■ WHAT TO DO
Tally the lines below that contain "TradeWave". The number is the whole answer.
################
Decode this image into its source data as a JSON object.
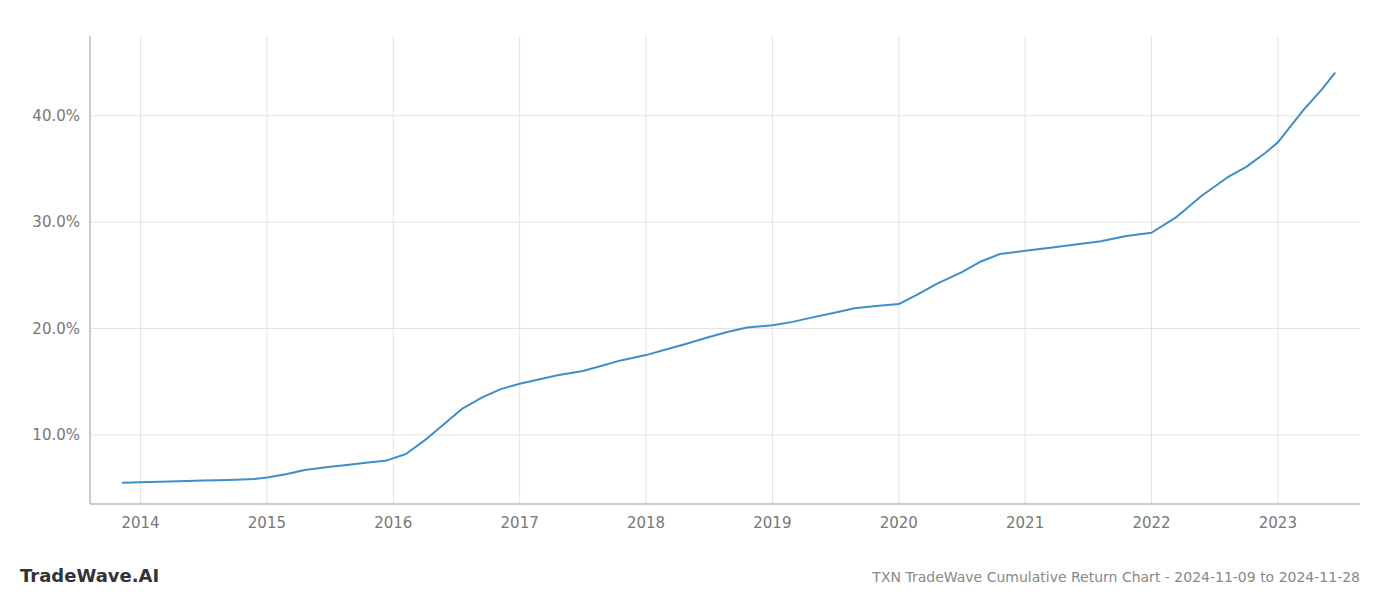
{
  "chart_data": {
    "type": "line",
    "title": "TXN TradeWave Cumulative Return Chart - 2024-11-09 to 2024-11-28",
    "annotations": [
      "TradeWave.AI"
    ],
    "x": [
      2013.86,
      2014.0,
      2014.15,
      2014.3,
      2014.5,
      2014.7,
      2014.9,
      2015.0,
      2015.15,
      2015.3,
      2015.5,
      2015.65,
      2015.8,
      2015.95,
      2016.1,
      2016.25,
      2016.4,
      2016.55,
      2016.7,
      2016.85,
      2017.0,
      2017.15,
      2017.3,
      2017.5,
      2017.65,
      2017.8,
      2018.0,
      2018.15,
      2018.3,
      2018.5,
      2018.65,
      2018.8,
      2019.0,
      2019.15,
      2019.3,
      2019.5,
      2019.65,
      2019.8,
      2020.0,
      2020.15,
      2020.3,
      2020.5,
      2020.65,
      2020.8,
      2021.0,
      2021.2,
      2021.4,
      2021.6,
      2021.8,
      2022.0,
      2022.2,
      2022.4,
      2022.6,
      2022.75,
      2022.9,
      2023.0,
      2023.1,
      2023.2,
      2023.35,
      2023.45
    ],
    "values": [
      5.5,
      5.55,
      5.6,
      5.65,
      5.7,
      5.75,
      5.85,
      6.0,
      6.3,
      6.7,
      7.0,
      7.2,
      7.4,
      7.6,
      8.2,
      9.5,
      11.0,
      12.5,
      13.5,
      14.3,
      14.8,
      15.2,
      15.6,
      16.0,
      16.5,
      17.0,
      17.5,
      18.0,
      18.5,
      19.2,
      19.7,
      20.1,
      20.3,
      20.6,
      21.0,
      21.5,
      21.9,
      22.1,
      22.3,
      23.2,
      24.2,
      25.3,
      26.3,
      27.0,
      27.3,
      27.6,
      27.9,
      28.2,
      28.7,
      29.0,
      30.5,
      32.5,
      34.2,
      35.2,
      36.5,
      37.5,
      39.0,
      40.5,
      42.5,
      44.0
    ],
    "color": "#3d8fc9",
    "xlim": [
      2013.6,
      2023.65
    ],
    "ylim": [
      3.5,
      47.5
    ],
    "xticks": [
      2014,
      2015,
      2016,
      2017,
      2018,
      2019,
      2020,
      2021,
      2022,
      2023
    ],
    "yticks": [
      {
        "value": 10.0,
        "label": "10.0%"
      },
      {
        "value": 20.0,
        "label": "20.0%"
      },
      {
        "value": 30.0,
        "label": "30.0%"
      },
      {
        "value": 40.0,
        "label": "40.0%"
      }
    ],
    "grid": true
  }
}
################
■ RESPONSE TO THE TASK
2